Given exercise: Extract the full set of records, then give each one again exactly.

——

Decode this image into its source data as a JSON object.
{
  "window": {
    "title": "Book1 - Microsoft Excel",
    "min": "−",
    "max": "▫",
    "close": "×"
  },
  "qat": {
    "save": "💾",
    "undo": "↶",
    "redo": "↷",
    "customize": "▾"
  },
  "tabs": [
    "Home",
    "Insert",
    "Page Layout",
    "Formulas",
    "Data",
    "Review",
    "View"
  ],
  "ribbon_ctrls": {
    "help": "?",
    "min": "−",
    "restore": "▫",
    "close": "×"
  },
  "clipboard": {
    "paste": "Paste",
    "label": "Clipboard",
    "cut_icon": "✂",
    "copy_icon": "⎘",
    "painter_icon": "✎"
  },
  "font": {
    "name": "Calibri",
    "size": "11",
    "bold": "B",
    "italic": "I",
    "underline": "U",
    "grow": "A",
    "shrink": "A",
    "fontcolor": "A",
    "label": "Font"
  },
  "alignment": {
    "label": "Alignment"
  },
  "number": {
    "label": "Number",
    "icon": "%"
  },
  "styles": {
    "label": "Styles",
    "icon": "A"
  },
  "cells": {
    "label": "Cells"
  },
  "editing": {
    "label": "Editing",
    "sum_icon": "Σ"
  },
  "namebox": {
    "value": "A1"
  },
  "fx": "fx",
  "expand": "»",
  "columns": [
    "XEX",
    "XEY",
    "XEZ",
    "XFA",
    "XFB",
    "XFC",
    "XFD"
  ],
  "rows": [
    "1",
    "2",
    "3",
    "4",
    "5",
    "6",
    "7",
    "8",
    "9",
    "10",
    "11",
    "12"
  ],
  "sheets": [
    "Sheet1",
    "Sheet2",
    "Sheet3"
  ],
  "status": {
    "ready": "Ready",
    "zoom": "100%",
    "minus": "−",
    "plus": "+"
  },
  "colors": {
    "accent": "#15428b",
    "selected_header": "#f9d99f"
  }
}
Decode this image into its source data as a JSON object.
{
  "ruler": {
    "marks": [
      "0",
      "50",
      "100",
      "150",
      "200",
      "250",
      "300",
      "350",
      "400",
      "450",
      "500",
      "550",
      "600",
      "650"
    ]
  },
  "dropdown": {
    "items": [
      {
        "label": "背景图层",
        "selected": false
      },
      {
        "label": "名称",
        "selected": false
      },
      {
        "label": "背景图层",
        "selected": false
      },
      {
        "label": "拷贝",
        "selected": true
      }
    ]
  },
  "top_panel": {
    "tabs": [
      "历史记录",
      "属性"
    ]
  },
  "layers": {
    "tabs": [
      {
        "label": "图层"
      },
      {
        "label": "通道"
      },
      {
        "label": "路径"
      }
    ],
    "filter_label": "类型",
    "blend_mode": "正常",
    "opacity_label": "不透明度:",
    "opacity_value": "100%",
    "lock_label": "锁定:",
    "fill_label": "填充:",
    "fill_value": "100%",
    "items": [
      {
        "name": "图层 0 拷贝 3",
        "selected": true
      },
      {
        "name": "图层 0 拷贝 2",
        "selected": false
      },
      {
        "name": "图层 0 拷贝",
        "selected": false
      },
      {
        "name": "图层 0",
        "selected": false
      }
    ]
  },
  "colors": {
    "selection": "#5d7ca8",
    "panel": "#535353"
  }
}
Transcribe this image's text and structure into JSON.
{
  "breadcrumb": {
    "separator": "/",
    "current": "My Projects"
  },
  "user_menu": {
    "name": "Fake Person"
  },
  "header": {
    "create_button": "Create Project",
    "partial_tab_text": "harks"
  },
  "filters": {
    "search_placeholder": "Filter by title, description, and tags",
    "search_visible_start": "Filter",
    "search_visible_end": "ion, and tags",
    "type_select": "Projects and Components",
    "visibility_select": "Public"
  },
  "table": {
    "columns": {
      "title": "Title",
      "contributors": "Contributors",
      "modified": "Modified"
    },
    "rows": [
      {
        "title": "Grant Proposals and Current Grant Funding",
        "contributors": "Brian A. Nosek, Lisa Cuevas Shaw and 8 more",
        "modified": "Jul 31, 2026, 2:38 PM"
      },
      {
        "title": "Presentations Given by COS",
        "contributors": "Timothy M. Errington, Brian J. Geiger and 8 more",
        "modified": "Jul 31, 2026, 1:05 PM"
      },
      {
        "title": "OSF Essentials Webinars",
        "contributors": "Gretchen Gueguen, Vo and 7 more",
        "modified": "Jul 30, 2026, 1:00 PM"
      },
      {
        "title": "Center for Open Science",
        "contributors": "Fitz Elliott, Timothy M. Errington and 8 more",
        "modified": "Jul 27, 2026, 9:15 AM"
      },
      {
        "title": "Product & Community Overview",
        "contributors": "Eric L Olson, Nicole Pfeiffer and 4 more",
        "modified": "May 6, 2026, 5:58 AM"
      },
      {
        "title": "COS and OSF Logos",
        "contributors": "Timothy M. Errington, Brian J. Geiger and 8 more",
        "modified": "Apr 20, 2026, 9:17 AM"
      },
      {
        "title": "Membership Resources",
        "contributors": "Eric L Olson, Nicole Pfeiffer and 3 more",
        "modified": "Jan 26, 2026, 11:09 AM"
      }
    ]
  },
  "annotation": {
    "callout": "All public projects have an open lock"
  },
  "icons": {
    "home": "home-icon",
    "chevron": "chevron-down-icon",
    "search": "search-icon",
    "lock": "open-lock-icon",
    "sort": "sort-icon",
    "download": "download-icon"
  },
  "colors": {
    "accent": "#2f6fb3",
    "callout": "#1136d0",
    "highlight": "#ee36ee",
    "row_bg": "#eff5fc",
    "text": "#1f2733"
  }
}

——

Full response:
Decode this image into its source data as a JSON object.
{
  "window": {
    "title": "Book1 - Microsoft Excel",
    "min": "−",
    "max": "▫",
    "close": "×"
  },
  "qat": {
    "save": "💾",
    "undo": "↶",
    "redo": "↷",
    "customize": "▾"
  },
  "tabs": [
    "Home",
    "Insert",
    "Page Layout",
    "Formulas",
    "Data",
    "Review",
    "View"
  ],
  "ribbon_ctrls": {
    "help": "?",
    "min": "−",
    "restore": "▫",
    "close": "×"
  },
  "clipboard": {
    "paste": "Paste",
    "label": "Clipboard",
    "cut_icon": "✂",
    "copy_icon": "⎘",
    "painter_icon": "✎"
  },
  "font": {
    "name": "Calibri",
    "size": "11",
    "bold": "B",
    "italic": "I",
    "underline": "U",
    "grow": "A",
    "shrink": "A",
    "fontcolor": "A",
    "label": "Font"
  },
  "alignment": {
    "label": "Alignment"
  },
  "number": {
    "label": "Number",
    "icon": "%"
  },
  "styles": {
    "label": "Styles",
    "icon": "A"
  },
  "cells": {
    "label": "Cells"
  },
  "editing": {
    "label": "Editing",
    "sum_icon": "Σ"
  },
  "namebox": {
    "value": "A1"
  },
  "fx": "fx",
  "expand": "»",
  "columns": [
    "XEX",
    "XEY",
    "XEZ",
    "XFA",
    "XFB",
    "XFC",
    "XFD"
  ],
  "rows": [
    "1",
    "2",
    "3",
    "4",
    "5",
    "6",
    "7",
    "8",
    "9",
    "10",
    "11",
    "12"
  ],
  "sheets": [
    "Sheet1",
    "Sheet2",
    "Sheet3"
  ],
  "status": {
    "ready": "Ready",
    "zoom": "100%",
    "minus": "−",
    "plus": "+"
  },
  "colors": {
    "accent": "#15428b",
    "selected_header": "#f9d99f"
  }
}
Decode this image into its source data as a JSON object.
{
  "ruler": {
    "marks": [
      "0",
      "50",
      "100",
      "150",
      "200",
      "250",
      "300",
      "350",
      "400",
      "450",
      "500",
      "550",
      "600",
      "650"
    ]
  },
  "dropdown": {
    "items": [
      {
        "label": "背景图层",
        "selected": false
      },
      {
        "label": "名称",
        "selected": false
      },
      {
        "label": "背景图层",
        "selected": false
      },
      {
        "label": "拷贝",
        "selected": true
      }
    ]
  },
  "top_panel": {
    "tabs": [
      "历史记录",
      "属性"
    ]
  },
  "layers": {
    "tabs": [
      {
        "label": "图层"
      },
      {
        "label": "通道"
      },
      {
        "label": "路径"
      }
    ],
    "filter_label": "类型",
    "blend_mode": "正常",
    "opacity_label": "不透明度:",
    "opacity_value": "100%",
    "lock_label": "锁定:",
    "fill_label": "填充:",
    "fill_value": "100%",
    "items": [
      {
        "name": "图层 0 拷贝 3",
        "selected": true
      },
      {
        "name": "图层 0 拷贝 2",
        "selected": false
      },
      {
        "name": "图层 0 拷贝",
        "selected": false
      },
      {
        "name": "图层 0",
        "selected": false
      }
    ]
  },
  "colors": {
    "selection": "#5d7ca8",
    "panel": "#535353"
  }
}
Transcribe this image's text and structure into JSON.
{
  "breadcrumb": {
    "separator": "/",
    "current": "My Projects"
  },
  "user_menu": {
    "name": "Fake Person"
  },
  "header": {
    "create_button": "Create Project",
    "partial_tab_text": "harks"
  },
  "filters": {
    "search_placeholder": "Filter by title, description, and tags",
    "search_visible_start": "Filter",
    "search_visible_end": "ion, and tags",
    "type_select": "Projects and Components",
    "visibility_select": "Public"
  },
  "table": {
    "columns": {
      "title": "Title",
      "contributors": "Contributors",
      "modified": "Modified"
    },
    "rows": [
      {
        "title": "Grant Proposals and Current Grant Funding",
        "contributors": "Brian A. Nosek, Lisa Cuevas Shaw and 8 more",
        "modified": "Jul 31, 2026, 2:38 PM"
      },
      {
        "title": "Presentations Given by COS",
        "contributors": "Timothy M. Errington, Brian J. Geiger and 8 more",
        "modified": "Jul 31, 2026, 1:05 PM"
      },
      {
        "title": "OSF Essentials Webinars",
        "contributors": "Gretchen Gueguen, Vo and 7 more",
        "modified": "Jul 30, 2026, 1:00 PM"
      },
      {
        "title": "Center for Open Science",
        "contributors": "Fitz Elliott, Timothy M. Errington and 8 more",
        "modified": "Jul 27, 2026, 9:15 AM"
      },
      {
        "title": "Product & Community Overview",
        "contributors": "Eric L Olson, Nicole Pfeiffer and 4 more",
        "modified": "May 6, 2026, 5:58 AM"
      },
      {
        "title": "COS and OSF Logos",
        "contributors": "Timothy M. Errington, Brian J. Geiger and 8 more",
        "modified": "Apr 20, 2026, 9:17 AM"
      },
      {
        "title": "Membership Resources",
        "contributors": "Eric L Olson, Nicole Pfeiffer and 3 more",
        "modified": "Jan 26, 2026, 11:09 AM"
      }
    ]
  },
  "annotation": {
    "callout": "All public projects have an open lock"
  },
  "icons": {
    "home": "home-icon",
    "chevron": "chevron-down-icon",
    "search": "search-icon",
    "lock": "open-lock-icon",
    "sort": "sort-icon",
    "download": "download-icon"
  },
  "colors": {
    "accent": "#2f6fb3",
    "callout": "#1136d0",
    "highlight": "#ee36ee",
    "row_bg": "#eff5fc",
    "text": "#1f2733"
  }
}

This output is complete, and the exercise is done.